▸ Available data:
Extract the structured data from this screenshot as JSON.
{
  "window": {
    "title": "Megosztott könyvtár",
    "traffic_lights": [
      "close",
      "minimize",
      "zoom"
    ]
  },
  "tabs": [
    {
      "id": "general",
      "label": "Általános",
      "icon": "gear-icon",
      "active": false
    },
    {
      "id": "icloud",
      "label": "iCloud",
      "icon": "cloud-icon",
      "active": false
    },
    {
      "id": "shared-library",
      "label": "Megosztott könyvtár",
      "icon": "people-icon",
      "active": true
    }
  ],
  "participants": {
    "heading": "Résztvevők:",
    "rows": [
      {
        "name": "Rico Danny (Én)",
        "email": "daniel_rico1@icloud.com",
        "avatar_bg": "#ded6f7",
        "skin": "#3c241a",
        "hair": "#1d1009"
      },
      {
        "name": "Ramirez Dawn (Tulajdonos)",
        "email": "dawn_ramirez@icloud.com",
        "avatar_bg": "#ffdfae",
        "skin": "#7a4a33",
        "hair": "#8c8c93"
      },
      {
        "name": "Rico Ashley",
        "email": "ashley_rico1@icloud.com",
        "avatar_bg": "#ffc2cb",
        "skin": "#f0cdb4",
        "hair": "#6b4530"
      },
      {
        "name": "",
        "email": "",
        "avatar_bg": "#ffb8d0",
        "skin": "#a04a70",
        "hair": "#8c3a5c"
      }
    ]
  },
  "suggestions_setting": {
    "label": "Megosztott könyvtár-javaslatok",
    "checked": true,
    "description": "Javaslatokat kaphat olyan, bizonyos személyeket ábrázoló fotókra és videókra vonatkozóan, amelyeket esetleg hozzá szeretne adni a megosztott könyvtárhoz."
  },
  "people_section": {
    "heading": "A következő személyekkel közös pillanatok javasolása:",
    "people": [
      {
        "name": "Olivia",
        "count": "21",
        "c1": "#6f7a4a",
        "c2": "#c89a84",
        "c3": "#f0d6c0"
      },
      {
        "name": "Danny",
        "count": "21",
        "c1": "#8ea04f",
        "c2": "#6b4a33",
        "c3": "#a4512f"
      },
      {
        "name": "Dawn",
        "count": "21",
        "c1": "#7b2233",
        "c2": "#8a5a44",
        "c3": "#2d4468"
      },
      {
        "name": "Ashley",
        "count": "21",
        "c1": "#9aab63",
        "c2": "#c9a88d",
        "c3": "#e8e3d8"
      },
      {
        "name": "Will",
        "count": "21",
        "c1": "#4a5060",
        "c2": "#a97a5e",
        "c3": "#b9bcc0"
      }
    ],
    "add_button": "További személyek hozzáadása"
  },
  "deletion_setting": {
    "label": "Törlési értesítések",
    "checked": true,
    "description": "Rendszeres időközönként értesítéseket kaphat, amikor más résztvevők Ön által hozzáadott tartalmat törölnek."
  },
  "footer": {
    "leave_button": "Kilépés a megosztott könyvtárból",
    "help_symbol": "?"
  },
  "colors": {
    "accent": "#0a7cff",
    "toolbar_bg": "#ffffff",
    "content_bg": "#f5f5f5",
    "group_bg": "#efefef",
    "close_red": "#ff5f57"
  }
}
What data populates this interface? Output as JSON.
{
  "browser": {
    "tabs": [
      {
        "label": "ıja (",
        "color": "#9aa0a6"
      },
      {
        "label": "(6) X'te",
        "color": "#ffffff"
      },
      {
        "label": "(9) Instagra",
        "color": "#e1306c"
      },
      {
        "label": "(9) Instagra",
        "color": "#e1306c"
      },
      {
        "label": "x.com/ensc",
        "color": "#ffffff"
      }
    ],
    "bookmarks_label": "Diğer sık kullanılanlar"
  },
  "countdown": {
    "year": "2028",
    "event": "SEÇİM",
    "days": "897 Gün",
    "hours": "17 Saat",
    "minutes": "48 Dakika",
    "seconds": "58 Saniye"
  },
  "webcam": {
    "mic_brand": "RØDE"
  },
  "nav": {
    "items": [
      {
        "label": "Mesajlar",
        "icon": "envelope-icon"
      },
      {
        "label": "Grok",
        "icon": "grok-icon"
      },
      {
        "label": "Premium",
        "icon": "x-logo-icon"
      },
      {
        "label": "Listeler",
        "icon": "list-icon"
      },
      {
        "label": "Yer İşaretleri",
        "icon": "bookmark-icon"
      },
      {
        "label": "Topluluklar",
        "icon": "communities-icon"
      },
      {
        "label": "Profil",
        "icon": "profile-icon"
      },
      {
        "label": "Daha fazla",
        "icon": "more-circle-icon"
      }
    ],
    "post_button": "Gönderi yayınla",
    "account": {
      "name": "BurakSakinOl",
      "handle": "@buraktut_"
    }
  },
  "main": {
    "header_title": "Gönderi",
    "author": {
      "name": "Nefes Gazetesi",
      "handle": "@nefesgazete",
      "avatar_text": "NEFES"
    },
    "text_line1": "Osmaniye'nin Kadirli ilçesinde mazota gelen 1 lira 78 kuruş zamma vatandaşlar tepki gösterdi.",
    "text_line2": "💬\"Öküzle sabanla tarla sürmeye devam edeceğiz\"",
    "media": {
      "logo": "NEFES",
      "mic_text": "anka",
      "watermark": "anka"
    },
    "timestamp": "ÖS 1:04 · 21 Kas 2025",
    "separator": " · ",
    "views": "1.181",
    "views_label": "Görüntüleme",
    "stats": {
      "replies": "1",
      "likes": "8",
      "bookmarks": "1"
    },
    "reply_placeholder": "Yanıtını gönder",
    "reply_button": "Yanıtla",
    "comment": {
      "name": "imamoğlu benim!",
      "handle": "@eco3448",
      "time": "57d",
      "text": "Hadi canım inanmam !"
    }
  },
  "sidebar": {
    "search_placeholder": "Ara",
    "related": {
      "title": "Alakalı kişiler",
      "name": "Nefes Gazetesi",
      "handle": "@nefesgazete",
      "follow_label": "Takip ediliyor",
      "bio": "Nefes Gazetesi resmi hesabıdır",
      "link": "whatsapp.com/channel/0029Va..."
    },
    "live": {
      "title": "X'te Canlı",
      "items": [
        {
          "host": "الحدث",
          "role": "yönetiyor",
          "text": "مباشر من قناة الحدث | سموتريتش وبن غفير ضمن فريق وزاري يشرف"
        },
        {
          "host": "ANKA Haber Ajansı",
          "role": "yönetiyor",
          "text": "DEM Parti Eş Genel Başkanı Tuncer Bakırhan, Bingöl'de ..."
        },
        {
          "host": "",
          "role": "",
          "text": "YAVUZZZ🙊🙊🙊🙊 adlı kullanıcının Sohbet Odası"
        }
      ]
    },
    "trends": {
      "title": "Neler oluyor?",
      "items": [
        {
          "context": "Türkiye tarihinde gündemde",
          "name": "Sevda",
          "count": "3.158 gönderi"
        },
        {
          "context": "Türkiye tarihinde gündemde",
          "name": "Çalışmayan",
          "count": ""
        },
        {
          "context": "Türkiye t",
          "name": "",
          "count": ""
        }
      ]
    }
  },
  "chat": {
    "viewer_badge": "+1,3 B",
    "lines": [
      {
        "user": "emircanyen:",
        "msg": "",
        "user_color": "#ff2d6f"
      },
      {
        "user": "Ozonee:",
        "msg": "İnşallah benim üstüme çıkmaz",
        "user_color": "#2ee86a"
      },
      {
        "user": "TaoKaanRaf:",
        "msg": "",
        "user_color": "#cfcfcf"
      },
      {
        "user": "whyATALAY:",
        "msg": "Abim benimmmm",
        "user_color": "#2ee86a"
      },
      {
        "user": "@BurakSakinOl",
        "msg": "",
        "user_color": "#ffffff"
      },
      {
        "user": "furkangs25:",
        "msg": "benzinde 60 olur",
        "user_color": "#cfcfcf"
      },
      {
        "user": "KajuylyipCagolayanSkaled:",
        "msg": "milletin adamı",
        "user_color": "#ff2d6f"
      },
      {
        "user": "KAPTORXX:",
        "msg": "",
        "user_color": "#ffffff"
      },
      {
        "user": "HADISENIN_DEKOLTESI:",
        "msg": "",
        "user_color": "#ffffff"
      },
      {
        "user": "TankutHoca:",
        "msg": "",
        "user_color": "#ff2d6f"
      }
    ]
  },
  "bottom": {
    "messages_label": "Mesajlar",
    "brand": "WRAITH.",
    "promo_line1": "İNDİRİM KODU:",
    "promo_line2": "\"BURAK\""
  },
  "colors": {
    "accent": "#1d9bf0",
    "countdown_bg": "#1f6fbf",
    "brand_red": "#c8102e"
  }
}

▸ Aim of the task:
Which lines hold the word "handle"? Return all of them from the records above.

▸ Answer to this task:
      "handle": "@buraktut_"
      "handle": "@nefesgazete",
      "handle": "@eco3448",
      "handle": "@nefesgazete",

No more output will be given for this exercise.